Exercise =
Reproduce every item below with each occurrence of "every" replaced by "each", changing nothing else and omitting the pictures.

Information supplied =

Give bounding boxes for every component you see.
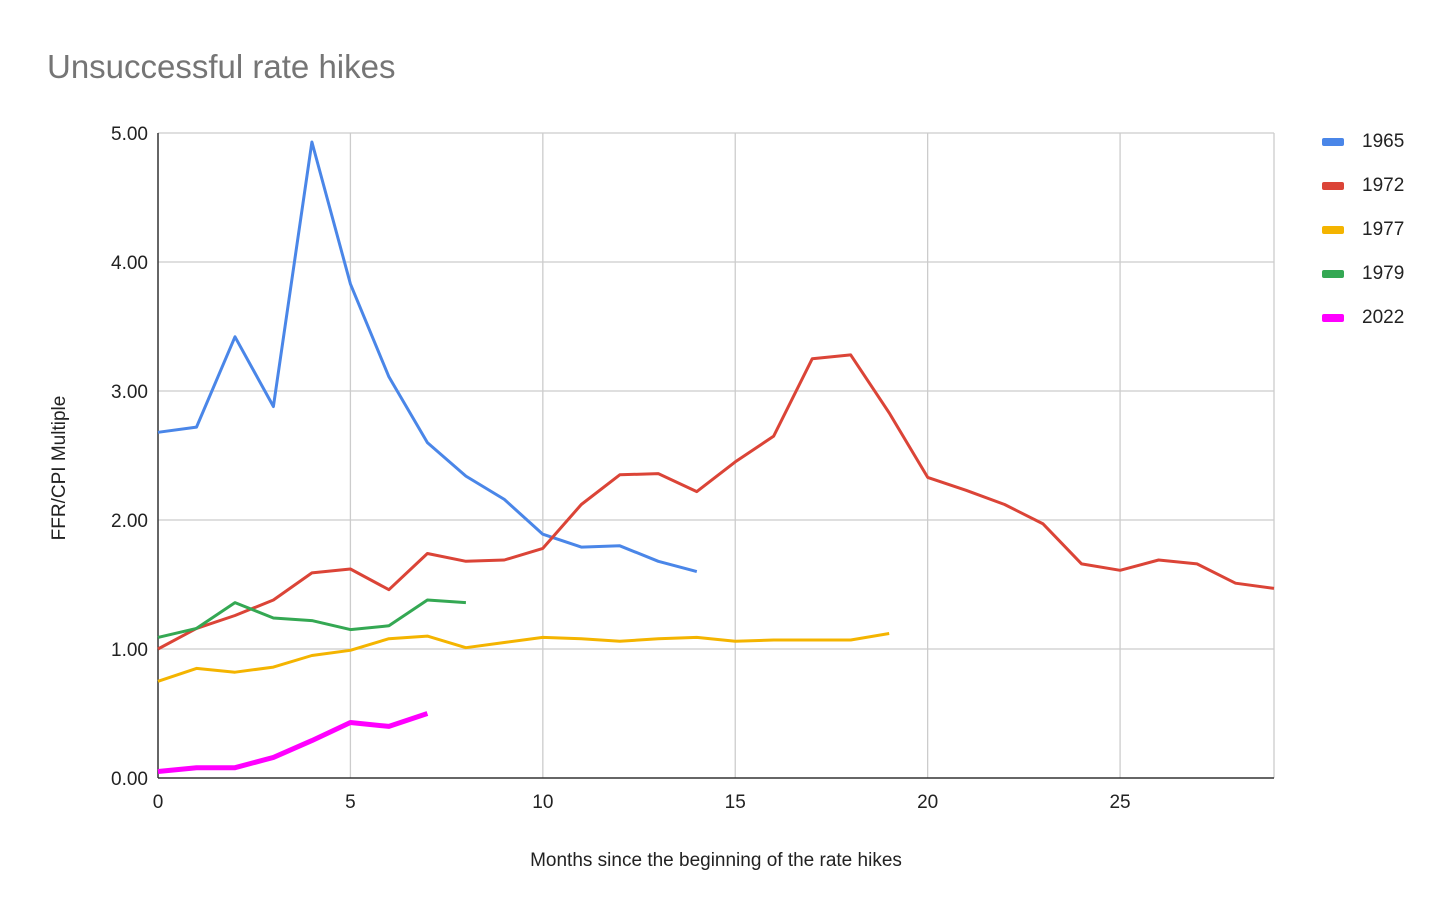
y-tick-label: 5.00: [111, 124, 148, 145]
series-line-1965: [157, 140, 698, 574]
legend-swatch: [1322, 270, 1344, 278]
x-tick-label: 10: [532, 792, 553, 813]
y-tick-label: 4.00: [111, 253, 148, 274]
x-tick-label: 25: [1109, 792, 1130, 813]
series-line-2022: [157, 711, 429, 774]
legend-item-1977: 1977: [1322, 208, 1404, 252]
y-axis-title: FFR/CPI Multiple: [49, 395, 70, 541]
x-tick-label: 5: [345, 792, 356, 813]
legend-swatch: [1322, 138, 1344, 146]
legend-label: 1979: [1362, 263, 1405, 284]
y-tick-label: 1.00: [111, 640, 148, 661]
series-line-1977: [157, 632, 890, 683]
legend-swatch: [1322, 226, 1344, 234]
legend: 1965 1972 1977 1979 2022: [1322, 120, 1404, 340]
legend-label: 1972: [1362, 175, 1405, 196]
legend-swatch: [1322, 182, 1344, 190]
legend-item-1972: 1972: [1322, 164, 1404, 208]
x-axis-title: Months since the beginning of the rate h…: [530, 850, 902, 871]
x-tick-label: 15: [725, 792, 746, 813]
legend-item-1965: 1965: [1322, 120, 1404, 164]
legend-label: 1977: [1362, 219, 1405, 240]
legend-item-2022: 2022: [1322, 296, 1404, 340]
legend-item-1979: 1979: [1322, 252, 1404, 296]
y-tick-label: 0.00: [111, 769, 148, 790]
chart-title: Unsuccessful rate hikes: [47, 48, 396, 85]
series-line-1972: [157, 353, 1275, 651]
series-line-1979: [157, 598, 467, 639]
y-tick-label: 2.00: [111, 511, 148, 532]
legend-label: 1965: [1362, 131, 1405, 152]
x-tick-label: 0: [153, 792, 164, 813]
legend-label: 2022: [1362, 307, 1405, 328]
y-tick-label: 3.00: [111, 382, 148, 403]
legend-swatch: [1322, 314, 1344, 322]
x-tick-label: 20: [917, 792, 938, 813]
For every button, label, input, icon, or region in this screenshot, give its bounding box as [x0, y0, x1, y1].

Exercise answer =
Give bounding boxes for each component you see.
y-tick-label: 5.00: [111, 124, 148, 145]
series-line-1965: [157, 140, 698, 574]
legend-swatch: [1322, 270, 1344, 278]
x-tick-label: 10: [532, 792, 553, 813]
y-tick-label: 4.00: [111, 253, 148, 274]
x-tick-label: 25: [1109, 792, 1130, 813]
series-line-2022: [157, 711, 429, 774]
legend-item-1977: 1977: [1322, 208, 1404, 252]
y-axis-title: FFR/CPI Multiple: [49, 395, 70, 541]
x-tick-label: 5: [345, 792, 356, 813]
legend-swatch: [1322, 138, 1344, 146]
legend-label: 1979: [1362, 263, 1405, 284]
y-tick-label: 1.00: [111, 640, 148, 661]
series-line-1977: [157, 632, 890, 683]
legend-swatch: [1322, 226, 1344, 234]
legend: 1965 1972 1977 1979 2022: [1322, 120, 1404, 340]
legend-label: 1972: [1362, 175, 1405, 196]
legend-swatch: [1322, 182, 1344, 190]
legend-item-1972: 1972: [1322, 164, 1404, 208]
x-axis-title: Months since the beginning of the rate h…: [530, 850, 902, 871]
x-tick-label: 15: [725, 792, 746, 813]
legend-item-1965: 1965: [1322, 120, 1404, 164]
legend-label: 1977: [1362, 219, 1405, 240]
legend-item-2022: 2022: [1322, 296, 1404, 340]
legend-item-1979: 1979: [1322, 252, 1404, 296]
y-tick-label: 0.00: [111, 769, 148, 790]
chart-title: Unsuccessful rate hikes: [47, 48, 396, 85]
series-line-1972: [157, 353, 1275, 651]
series-line-1979: [157, 598, 467, 639]
y-tick-label: 2.00: [111, 511, 148, 532]
legend-label: 1965: [1362, 131, 1405, 152]
x-tick-label: 0: [153, 792, 164, 813]
legend-label: 2022: [1362, 307, 1405, 328]
y-tick-label: 3.00: [111, 382, 148, 403]
legend-swatch: [1322, 314, 1344, 322]
x-tick-label: 20: [917, 792, 938, 813]
For each button, label, input, icon, or region in this screenshot, give its bounding box as [x0, y0, x1, y1].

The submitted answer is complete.